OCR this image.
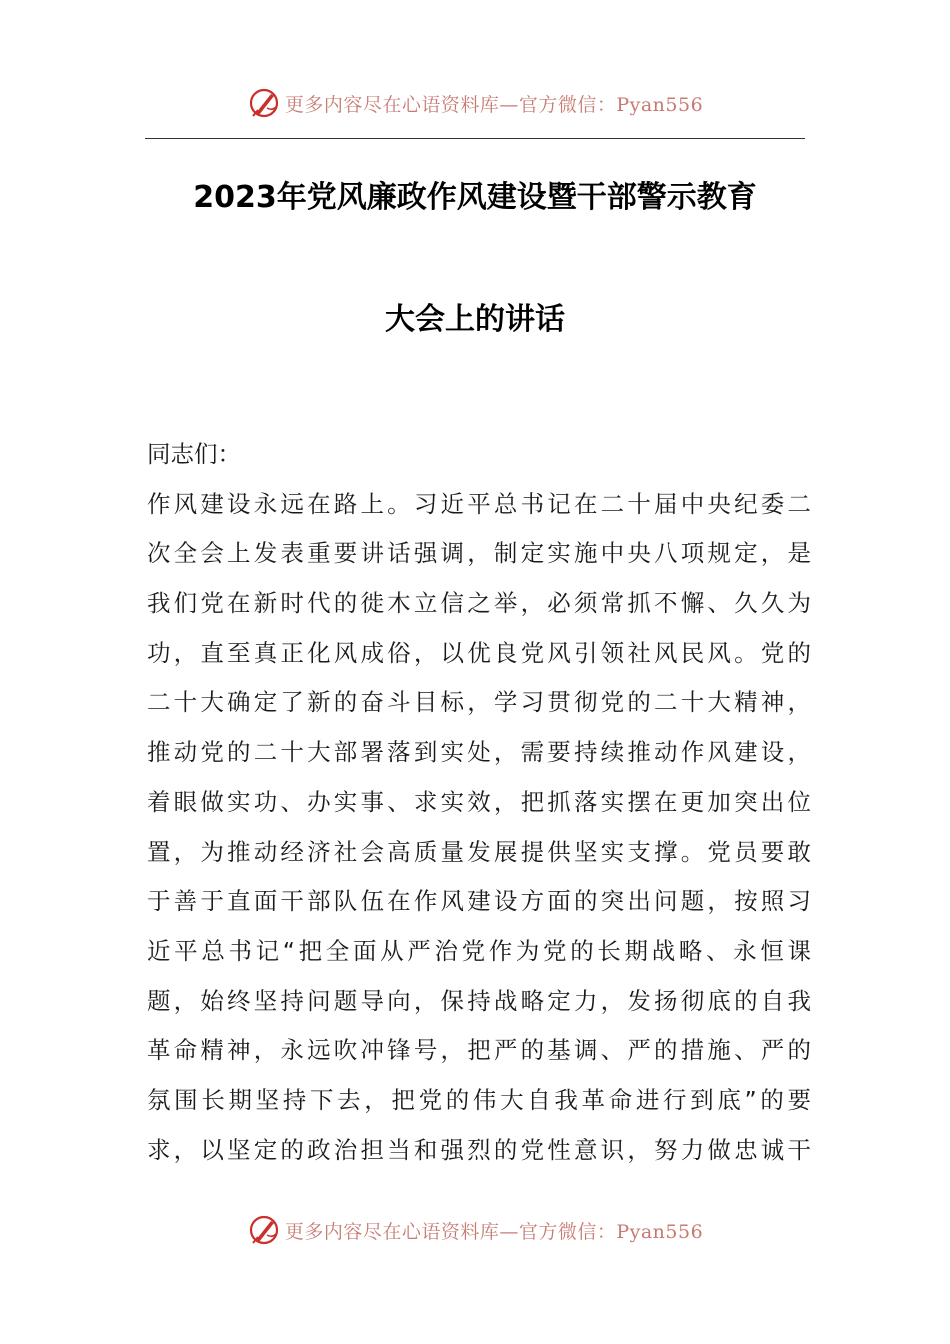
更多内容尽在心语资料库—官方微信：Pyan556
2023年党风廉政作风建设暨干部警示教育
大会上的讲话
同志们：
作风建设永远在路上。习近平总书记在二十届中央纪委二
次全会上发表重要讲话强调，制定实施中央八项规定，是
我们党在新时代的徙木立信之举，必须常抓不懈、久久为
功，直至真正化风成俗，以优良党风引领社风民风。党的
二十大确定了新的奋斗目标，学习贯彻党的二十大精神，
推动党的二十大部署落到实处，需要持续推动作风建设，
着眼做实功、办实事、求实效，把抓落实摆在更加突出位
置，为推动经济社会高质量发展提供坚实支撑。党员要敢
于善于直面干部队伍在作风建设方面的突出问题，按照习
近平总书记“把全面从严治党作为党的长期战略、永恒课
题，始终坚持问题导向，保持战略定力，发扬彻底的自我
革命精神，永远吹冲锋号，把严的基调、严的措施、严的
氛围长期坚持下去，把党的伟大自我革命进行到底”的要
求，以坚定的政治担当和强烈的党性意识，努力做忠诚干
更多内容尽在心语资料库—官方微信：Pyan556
* * *
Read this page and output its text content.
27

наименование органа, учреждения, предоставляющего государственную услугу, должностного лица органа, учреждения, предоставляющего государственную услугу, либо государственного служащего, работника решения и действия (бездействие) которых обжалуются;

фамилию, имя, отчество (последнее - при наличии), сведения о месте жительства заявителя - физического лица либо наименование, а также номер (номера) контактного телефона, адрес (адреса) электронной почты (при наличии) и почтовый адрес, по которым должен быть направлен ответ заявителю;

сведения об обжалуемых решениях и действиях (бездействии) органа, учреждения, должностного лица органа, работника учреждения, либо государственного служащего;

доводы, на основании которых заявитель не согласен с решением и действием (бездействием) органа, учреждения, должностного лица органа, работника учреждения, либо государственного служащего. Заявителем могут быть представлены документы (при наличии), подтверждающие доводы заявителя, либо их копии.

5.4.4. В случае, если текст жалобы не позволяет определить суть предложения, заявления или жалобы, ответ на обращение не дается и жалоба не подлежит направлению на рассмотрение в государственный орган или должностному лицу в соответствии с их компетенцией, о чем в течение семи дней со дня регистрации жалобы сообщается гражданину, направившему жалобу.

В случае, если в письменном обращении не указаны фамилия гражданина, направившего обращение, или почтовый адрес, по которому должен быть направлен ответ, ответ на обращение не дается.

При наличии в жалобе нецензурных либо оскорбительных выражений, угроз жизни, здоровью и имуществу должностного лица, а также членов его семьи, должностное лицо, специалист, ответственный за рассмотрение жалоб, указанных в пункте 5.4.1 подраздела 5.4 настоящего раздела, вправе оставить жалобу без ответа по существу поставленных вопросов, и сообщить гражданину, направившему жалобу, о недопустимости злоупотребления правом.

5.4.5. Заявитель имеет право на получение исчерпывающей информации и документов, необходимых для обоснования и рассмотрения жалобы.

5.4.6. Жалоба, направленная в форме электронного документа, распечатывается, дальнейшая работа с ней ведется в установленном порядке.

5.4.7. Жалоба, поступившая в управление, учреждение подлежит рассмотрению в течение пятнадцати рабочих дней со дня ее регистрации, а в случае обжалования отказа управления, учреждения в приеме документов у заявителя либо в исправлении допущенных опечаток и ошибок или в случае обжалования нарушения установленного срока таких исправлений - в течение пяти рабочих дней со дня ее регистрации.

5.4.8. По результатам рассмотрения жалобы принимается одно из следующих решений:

Task brief —
Copy the lines from the entries above in which the word "наименование" appears.

Response below —
наименование органа, учреждения, предоставляющего государственную услугу, должностного лица органа, учреждения, предоставляющего государственную услугу, либо государственного служащего, работника решения и действия (бездействие) которых обжалуются;
фамилию, имя, отчество (последнее - при наличии), сведения о месте жительства заявителя - физического лица либо наименование, а также номер (номера) контактного телефона, адрес (адреса) электронной почты (при наличии) и почтовый адрес, по которым должен быть направлен ответ заявителю;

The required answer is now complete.